Given task: Please reproduce every line of the data below, keeping each character unchanged.

** begin Material for this task **

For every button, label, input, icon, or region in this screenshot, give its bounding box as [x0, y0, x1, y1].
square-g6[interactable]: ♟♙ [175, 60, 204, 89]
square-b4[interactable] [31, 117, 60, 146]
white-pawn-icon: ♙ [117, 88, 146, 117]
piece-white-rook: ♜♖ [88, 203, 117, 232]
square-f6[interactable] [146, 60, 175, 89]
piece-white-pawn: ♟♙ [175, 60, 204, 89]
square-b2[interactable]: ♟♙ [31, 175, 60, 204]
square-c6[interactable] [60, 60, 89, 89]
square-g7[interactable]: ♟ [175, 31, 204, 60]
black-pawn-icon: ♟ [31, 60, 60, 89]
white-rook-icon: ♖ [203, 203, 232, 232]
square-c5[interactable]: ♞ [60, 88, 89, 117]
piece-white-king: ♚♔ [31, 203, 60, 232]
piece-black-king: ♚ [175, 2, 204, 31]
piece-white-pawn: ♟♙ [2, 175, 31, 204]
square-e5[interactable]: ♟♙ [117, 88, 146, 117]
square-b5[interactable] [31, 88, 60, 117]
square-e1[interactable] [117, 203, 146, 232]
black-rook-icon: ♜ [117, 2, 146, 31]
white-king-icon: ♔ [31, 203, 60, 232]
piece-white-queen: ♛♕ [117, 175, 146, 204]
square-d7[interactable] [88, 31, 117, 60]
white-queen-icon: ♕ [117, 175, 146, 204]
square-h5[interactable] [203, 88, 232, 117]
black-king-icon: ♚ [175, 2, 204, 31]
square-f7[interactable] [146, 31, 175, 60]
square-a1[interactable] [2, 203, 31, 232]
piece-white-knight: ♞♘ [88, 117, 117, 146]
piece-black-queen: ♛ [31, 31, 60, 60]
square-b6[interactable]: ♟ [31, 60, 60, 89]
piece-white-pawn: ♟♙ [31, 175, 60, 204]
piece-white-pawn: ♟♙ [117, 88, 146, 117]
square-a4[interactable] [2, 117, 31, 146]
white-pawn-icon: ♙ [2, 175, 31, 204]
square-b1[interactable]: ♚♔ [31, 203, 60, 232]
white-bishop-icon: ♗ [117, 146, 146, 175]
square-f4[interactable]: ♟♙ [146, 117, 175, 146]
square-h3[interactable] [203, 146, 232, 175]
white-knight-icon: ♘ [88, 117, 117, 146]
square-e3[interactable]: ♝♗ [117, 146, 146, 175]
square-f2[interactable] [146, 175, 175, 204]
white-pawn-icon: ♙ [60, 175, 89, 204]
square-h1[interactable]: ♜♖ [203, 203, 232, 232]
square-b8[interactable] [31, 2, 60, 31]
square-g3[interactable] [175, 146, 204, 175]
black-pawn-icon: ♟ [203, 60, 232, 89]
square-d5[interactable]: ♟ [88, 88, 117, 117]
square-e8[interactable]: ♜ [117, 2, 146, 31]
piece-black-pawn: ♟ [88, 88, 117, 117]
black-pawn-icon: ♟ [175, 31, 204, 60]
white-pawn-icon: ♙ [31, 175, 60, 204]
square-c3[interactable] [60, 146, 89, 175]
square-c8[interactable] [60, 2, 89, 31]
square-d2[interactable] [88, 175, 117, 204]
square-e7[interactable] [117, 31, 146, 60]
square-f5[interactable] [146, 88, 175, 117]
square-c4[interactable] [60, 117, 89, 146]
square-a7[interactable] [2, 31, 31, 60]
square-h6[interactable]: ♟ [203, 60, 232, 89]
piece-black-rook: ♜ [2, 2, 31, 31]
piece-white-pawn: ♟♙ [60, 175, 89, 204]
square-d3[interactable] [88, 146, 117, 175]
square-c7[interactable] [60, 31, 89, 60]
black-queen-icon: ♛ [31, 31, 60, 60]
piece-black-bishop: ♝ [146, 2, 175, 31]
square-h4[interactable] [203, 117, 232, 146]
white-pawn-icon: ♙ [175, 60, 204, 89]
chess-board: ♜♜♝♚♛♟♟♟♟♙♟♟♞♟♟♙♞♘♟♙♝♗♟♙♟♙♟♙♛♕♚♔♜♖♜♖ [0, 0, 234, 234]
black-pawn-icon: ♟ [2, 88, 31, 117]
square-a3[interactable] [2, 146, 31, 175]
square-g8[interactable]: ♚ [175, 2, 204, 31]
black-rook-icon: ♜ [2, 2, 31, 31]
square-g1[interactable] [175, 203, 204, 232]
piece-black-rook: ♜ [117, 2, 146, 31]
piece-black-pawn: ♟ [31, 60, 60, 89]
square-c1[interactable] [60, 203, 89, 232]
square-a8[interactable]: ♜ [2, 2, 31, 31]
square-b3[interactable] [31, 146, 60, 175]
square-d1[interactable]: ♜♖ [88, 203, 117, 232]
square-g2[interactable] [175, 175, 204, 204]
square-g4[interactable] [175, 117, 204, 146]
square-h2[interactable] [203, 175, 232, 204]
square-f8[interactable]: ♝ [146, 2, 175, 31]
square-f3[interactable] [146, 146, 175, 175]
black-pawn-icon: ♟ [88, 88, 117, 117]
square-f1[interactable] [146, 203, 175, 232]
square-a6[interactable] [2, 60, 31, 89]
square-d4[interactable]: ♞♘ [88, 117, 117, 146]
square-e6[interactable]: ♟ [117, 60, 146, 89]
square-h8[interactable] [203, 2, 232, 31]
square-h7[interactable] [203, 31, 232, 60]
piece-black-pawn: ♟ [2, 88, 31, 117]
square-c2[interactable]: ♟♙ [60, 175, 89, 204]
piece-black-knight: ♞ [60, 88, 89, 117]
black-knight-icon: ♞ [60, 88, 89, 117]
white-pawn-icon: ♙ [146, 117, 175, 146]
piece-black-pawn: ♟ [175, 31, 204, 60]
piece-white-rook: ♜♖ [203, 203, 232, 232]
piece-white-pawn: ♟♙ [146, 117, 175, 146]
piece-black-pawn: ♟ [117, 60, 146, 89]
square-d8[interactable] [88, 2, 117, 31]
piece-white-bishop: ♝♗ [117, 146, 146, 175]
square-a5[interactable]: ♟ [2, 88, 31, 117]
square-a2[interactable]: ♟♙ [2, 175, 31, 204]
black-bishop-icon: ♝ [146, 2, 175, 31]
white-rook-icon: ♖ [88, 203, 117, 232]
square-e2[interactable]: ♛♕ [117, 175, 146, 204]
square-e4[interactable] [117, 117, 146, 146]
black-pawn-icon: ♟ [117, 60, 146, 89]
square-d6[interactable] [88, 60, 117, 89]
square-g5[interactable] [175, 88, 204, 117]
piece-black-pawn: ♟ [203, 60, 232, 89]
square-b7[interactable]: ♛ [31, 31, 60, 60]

** end Material for this task **

Task output:
For every button, label, input, icon, or region in this screenshot, give its bounding box as [x0, y0, x1, y1].
square-g6[interactable]: ♟♙ [175, 60, 204, 89]
square-b4[interactable] [31, 117, 60, 146]
white-pawn-icon: ♙ [117, 88, 146, 117]
piece-white-rook: ♜♖ [88, 203, 117, 232]
square-f6[interactable] [146, 60, 175, 89]
piece-white-pawn: ♟♙ [175, 60, 204, 89]
square-b2[interactable]: ♟♙ [31, 175, 60, 204]
square-c6[interactable] [60, 60, 89, 89]
square-g7[interactable]: ♟ [175, 31, 204, 60]
black-pawn-icon: ♟ [31, 60, 60, 89]
white-rook-icon: ♖ [203, 203, 232, 232]
square-c5[interactable]: ♞ [60, 88, 89, 117]
piece-white-king: ♚♔ [31, 203, 60, 232]
piece-black-king: ♚ [175, 2, 204, 31]
piece-white-pawn: ♟♙ [2, 175, 31, 204]
square-e5[interactable]: ♟♙ [117, 88, 146, 117]
square-b5[interactable] [31, 88, 60, 117]
square-e1[interactable] [117, 203, 146, 232]
black-rook-icon: ♜ [117, 2, 146, 31]
white-king-icon: ♔ [31, 203, 60, 232]
piece-white-queen: ♛♕ [117, 175, 146, 204]
square-d7[interactable] [88, 31, 117, 60]
white-queen-icon: ♕ [117, 175, 146, 204]
square-h5[interactable] [203, 88, 232, 117]
black-king-icon: ♚ [175, 2, 204, 31]
square-f7[interactable] [146, 31, 175, 60]
square-a1[interactable] [2, 203, 31, 232]
piece-white-knight: ♞♘ [88, 117, 117, 146]
piece-black-queen: ♛ [31, 31, 60, 60]
square-b6[interactable]: ♟ [31, 60, 60, 89]
piece-white-pawn: ♟♙ [31, 175, 60, 204]
piece-white-pawn: ♟♙ [117, 88, 146, 117]
square-a4[interactable] [2, 117, 31, 146]
white-pawn-icon: ♙ [2, 175, 31, 204]
square-b1[interactable]: ♚♔ [31, 203, 60, 232]
white-bishop-icon: ♗ [117, 146, 146, 175]
square-f4[interactable]: ♟♙ [146, 117, 175, 146]
square-h3[interactable] [203, 146, 232, 175]
white-knight-icon: ♘ [88, 117, 117, 146]
square-e3[interactable]: ♝♗ [117, 146, 146, 175]
square-f2[interactable] [146, 175, 175, 204]
white-pawn-icon: ♙ [60, 175, 89, 204]
square-h1[interactable]: ♜♖ [203, 203, 232, 232]
square-b8[interactable] [31, 2, 60, 31]
square-g3[interactable] [175, 146, 204, 175]
black-pawn-icon: ♟ [203, 60, 232, 89]
square-d5[interactable]: ♟ [88, 88, 117, 117]
square-e8[interactable]: ♜ [117, 2, 146, 31]
piece-black-pawn: ♟ [88, 88, 117, 117]
black-pawn-icon: ♟ [175, 31, 204, 60]
white-pawn-icon: ♙ [31, 175, 60, 204]
square-c3[interactable] [60, 146, 89, 175]
square-c8[interactable] [60, 2, 89, 31]
square-d2[interactable] [88, 175, 117, 204]
square-e7[interactable] [117, 31, 146, 60]
square-f5[interactable] [146, 88, 175, 117]
square-c4[interactable] [60, 117, 89, 146]
square-a7[interactable] [2, 31, 31, 60]
square-h6[interactable]: ♟ [203, 60, 232, 89]
piece-black-rook: ♜ [2, 2, 31, 31]
piece-white-pawn: ♟♙ [60, 175, 89, 204]
square-d3[interactable] [88, 146, 117, 175]
square-c7[interactable] [60, 31, 89, 60]
black-queen-icon: ♛ [31, 31, 60, 60]
piece-black-bishop: ♝ [146, 2, 175, 31]
square-h4[interactable] [203, 117, 232, 146]
white-pawn-icon: ♙ [175, 60, 204, 89]
chess-board: ♜♜♝♚♛♟♟♟♟♙♟♟♞♟♟♙♞♘♟♙♝♗♟♙♟♙♟♙♛♕♚♔♜♖♜♖ [0, 0, 234, 234]
black-pawn-icon: ♟ [2, 88, 31, 117]
square-a3[interactable] [2, 146, 31, 175]
square-g8[interactable]: ♚ [175, 2, 204, 31]
black-rook-icon: ♜ [2, 2, 31, 31]
square-g1[interactable] [175, 203, 204, 232]
piece-black-rook: ♜ [117, 2, 146, 31]
piece-black-pawn: ♟ [31, 60, 60, 89]
square-c1[interactable] [60, 203, 89, 232]
square-a8[interactable]: ♜ [2, 2, 31, 31]
square-b3[interactable] [31, 146, 60, 175]
square-d1[interactable]: ♜♖ [88, 203, 117, 232]
square-g2[interactable] [175, 175, 204, 204]
square-g4[interactable] [175, 117, 204, 146]
square-h2[interactable] [203, 175, 232, 204]
square-f8[interactable]: ♝ [146, 2, 175, 31]
square-f3[interactable] [146, 146, 175, 175]
black-pawn-icon: ♟ [88, 88, 117, 117]
square-f1[interactable] [146, 203, 175, 232]
square-a6[interactable] [2, 60, 31, 89]
square-d4[interactable]: ♞♘ [88, 117, 117, 146]
square-e6[interactable]: ♟ [117, 60, 146, 89]
square-h8[interactable] [203, 2, 232, 31]
square-h7[interactable] [203, 31, 232, 60]
piece-black-pawn: ♟ [2, 88, 31, 117]
square-c2[interactable]: ♟♙ [60, 175, 89, 204]
piece-black-knight: ♞ [60, 88, 89, 117]
black-knight-icon: ♞ [60, 88, 89, 117]
white-pawn-icon: ♙ [146, 117, 175, 146]
piece-black-pawn: ♟ [175, 31, 204, 60]
piece-white-rook: ♜♖ [203, 203, 232, 232]
piece-white-pawn: ♟♙ [146, 117, 175, 146]
piece-black-pawn: ♟ [117, 60, 146, 89]
square-d8[interactable] [88, 2, 117, 31]
piece-white-bishop: ♝♗ [117, 146, 146, 175]
square-a5[interactable]: ♟ [2, 88, 31, 117]
square-a2[interactable]: ♟♙ [2, 175, 31, 204]
black-bishop-icon: ♝ [146, 2, 175, 31]
white-rook-icon: ♖ [88, 203, 117, 232]
square-e2[interactable]: ♛♕ [117, 175, 146, 204]
square-e4[interactable] [117, 117, 146, 146]
black-pawn-icon: ♟ [117, 60, 146, 89]
square-d6[interactable] [88, 60, 117, 89]
square-g5[interactable] [175, 88, 204, 117]
piece-black-pawn: ♟ [203, 60, 232, 89]
square-b7[interactable]: ♛ [31, 31, 60, 60]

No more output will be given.